Description of the task: Search the data for the string "Cantate" and gather each line it is in.

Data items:
- - - - -

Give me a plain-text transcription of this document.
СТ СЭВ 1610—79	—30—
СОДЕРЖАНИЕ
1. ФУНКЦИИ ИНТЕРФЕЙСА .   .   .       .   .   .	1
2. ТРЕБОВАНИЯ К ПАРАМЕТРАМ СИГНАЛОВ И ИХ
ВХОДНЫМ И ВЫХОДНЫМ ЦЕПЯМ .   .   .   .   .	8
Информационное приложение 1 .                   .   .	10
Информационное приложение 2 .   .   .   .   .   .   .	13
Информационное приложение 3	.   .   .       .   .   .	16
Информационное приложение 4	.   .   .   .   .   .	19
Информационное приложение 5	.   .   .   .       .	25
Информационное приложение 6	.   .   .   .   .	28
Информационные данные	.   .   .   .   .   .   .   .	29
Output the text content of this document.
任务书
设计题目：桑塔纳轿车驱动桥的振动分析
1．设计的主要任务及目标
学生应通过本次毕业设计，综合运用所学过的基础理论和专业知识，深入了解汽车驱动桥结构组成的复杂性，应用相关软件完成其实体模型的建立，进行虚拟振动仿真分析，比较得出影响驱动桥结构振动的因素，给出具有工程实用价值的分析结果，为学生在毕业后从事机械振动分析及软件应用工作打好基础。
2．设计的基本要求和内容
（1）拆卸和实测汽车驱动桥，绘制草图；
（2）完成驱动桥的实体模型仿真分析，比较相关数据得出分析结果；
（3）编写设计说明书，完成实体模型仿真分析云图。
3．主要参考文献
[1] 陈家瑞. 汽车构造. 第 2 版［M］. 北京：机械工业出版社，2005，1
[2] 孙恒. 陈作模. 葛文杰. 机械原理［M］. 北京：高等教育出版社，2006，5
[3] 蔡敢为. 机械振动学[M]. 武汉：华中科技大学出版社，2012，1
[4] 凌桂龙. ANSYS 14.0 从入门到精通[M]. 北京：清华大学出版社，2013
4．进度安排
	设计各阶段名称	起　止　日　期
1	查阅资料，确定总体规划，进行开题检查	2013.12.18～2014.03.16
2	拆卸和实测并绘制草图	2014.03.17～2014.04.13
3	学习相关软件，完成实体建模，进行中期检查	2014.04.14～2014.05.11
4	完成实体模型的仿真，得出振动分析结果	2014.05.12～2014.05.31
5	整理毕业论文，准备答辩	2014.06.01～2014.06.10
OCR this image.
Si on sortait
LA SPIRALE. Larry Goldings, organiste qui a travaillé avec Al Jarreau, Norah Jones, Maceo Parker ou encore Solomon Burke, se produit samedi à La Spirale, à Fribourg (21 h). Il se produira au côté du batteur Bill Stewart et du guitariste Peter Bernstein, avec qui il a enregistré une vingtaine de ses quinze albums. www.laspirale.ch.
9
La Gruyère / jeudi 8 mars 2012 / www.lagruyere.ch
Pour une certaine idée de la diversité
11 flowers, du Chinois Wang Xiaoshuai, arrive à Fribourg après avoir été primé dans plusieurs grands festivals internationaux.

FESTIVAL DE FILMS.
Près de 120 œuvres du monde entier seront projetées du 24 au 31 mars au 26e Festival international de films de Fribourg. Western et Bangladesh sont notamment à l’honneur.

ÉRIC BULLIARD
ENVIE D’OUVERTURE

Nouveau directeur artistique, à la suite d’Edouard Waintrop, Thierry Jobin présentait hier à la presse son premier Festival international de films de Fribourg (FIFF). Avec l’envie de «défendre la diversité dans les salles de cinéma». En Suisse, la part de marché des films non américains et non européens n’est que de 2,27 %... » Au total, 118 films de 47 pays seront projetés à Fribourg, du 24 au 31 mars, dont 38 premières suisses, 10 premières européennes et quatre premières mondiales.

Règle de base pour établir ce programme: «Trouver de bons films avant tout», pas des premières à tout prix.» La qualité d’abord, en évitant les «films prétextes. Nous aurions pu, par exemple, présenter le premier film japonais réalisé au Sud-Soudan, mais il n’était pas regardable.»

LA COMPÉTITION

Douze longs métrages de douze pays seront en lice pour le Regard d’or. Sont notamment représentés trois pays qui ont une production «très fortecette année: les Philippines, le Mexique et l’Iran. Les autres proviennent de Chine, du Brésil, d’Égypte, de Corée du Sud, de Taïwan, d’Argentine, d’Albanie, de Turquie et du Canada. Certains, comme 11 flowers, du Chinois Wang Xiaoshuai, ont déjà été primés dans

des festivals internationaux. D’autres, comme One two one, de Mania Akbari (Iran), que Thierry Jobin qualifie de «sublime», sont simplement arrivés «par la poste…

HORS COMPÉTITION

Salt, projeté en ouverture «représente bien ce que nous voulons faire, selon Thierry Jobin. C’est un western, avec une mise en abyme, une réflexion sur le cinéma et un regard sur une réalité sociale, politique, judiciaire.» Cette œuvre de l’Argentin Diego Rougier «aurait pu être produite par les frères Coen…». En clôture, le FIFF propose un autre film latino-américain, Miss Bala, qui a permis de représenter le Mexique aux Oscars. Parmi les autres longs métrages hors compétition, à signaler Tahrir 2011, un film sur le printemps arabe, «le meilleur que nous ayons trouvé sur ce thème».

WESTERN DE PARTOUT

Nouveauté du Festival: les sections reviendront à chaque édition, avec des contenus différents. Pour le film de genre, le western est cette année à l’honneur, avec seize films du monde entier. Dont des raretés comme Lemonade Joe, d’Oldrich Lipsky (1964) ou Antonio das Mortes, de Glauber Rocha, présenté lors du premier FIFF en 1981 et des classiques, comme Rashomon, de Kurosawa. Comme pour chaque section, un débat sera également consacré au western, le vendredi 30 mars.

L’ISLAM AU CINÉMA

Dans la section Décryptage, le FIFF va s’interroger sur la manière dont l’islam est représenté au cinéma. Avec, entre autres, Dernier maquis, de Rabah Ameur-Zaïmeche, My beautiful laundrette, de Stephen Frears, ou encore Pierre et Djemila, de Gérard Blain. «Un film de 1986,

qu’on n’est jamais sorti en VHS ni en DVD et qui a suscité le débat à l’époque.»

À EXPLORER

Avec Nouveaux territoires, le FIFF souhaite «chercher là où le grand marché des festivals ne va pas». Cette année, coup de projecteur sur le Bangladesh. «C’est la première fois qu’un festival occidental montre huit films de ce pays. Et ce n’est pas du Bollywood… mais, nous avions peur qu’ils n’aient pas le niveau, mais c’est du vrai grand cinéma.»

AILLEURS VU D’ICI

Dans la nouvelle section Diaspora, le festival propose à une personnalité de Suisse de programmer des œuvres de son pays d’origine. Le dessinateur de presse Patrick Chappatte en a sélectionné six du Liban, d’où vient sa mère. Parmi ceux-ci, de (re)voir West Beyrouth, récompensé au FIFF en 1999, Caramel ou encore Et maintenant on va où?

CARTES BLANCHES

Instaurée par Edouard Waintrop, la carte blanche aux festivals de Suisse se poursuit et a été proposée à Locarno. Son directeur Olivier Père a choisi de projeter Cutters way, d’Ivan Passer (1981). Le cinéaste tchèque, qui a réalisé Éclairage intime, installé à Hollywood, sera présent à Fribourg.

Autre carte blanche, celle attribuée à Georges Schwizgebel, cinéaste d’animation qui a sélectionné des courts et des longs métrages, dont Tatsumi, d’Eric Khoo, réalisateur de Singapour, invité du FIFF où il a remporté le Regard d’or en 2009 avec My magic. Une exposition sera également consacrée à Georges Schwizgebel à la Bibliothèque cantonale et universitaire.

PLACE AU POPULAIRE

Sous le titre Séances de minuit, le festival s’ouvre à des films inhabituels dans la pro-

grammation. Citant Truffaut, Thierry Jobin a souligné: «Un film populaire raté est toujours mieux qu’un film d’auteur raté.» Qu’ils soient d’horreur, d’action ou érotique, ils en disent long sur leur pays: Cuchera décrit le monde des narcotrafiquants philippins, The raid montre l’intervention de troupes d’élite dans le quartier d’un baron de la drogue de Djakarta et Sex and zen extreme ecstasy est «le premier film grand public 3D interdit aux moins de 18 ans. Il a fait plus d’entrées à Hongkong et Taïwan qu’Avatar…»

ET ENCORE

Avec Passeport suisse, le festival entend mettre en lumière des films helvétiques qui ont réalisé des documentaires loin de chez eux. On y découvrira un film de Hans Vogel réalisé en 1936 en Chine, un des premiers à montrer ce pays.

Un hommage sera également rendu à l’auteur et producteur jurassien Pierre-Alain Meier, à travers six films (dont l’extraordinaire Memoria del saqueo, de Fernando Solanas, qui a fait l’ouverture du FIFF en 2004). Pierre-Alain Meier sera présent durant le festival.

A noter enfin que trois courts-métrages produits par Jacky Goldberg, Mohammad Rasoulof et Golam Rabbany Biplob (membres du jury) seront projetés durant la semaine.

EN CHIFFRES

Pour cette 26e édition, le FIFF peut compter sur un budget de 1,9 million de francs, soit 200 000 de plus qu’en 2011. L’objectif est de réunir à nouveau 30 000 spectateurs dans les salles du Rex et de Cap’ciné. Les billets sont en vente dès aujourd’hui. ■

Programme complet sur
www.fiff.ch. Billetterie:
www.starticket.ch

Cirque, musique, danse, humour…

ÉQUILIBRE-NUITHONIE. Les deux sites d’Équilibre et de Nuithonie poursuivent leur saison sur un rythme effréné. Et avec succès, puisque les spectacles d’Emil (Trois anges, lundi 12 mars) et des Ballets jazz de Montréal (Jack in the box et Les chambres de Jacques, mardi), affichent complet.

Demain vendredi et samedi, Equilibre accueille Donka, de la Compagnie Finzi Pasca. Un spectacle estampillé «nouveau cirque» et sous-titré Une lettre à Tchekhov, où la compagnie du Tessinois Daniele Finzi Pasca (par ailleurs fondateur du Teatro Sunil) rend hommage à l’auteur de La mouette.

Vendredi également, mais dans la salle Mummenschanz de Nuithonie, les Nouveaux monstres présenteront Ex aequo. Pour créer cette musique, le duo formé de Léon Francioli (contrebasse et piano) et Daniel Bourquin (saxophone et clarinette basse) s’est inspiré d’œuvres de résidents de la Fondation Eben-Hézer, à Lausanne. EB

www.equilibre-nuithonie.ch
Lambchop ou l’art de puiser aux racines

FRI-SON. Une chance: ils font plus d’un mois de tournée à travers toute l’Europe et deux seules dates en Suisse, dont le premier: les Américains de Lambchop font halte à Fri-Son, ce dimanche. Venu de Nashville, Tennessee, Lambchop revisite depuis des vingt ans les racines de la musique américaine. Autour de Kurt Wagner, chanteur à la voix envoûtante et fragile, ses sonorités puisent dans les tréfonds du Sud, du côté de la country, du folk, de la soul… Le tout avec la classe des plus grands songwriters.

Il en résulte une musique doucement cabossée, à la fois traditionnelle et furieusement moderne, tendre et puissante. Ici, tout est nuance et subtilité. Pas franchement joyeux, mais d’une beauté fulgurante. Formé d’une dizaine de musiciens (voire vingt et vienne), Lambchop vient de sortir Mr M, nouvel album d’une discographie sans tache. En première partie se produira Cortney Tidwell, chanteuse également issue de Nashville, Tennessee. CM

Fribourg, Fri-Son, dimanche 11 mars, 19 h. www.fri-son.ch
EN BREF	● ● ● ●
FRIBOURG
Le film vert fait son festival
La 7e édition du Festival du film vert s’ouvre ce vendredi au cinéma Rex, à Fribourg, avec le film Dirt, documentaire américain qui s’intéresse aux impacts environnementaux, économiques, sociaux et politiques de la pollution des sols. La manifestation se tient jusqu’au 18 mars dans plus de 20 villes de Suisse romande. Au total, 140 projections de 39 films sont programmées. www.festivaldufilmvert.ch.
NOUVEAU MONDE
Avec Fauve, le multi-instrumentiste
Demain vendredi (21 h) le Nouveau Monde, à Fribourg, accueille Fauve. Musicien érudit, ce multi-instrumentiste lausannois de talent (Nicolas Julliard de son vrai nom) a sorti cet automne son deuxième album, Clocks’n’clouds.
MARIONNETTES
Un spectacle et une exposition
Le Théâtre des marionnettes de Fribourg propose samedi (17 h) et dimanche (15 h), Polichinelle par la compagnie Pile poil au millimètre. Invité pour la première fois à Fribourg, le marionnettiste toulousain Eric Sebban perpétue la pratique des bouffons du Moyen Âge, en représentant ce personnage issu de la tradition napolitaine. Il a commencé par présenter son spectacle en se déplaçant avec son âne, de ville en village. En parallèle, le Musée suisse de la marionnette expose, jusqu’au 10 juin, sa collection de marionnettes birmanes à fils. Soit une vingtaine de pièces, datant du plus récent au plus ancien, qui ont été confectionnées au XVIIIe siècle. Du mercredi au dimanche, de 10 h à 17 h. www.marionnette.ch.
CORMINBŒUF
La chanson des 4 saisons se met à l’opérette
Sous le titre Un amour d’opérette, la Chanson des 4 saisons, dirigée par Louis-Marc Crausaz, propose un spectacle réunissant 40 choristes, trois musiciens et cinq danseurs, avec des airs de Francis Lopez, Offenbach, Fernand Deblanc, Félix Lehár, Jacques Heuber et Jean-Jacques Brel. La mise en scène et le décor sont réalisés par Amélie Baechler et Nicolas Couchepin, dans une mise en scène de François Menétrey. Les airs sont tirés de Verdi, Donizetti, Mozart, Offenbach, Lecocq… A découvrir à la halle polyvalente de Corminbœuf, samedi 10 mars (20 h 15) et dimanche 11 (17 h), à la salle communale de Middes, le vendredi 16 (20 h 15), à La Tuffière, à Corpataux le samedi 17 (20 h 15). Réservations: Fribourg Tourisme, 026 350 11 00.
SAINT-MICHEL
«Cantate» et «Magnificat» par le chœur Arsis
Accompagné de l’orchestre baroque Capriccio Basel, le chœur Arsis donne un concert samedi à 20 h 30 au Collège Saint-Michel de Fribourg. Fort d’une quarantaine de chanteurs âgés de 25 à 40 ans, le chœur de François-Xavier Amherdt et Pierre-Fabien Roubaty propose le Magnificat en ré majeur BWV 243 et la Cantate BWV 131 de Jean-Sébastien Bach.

- - - - -

Finished task:
«Cantate» et «Magnificat» par le chœur Arsis
Accompagné de l’orchestre baroque Capriccio Basel, le chœur Arsis donne un concert samedi à 20 h 30 au Collège Saint-Michel de Fribourg. Fort d’une quarantaine de chanteurs âgés de 25 à 40 ans, le chœur de François-Xavier Amherdt et Pierre-Fabien Roubaty propose le Magnificat en ré majeur BWV 243 et la Cantate BWV 131 de Jean-Sébastien Bach.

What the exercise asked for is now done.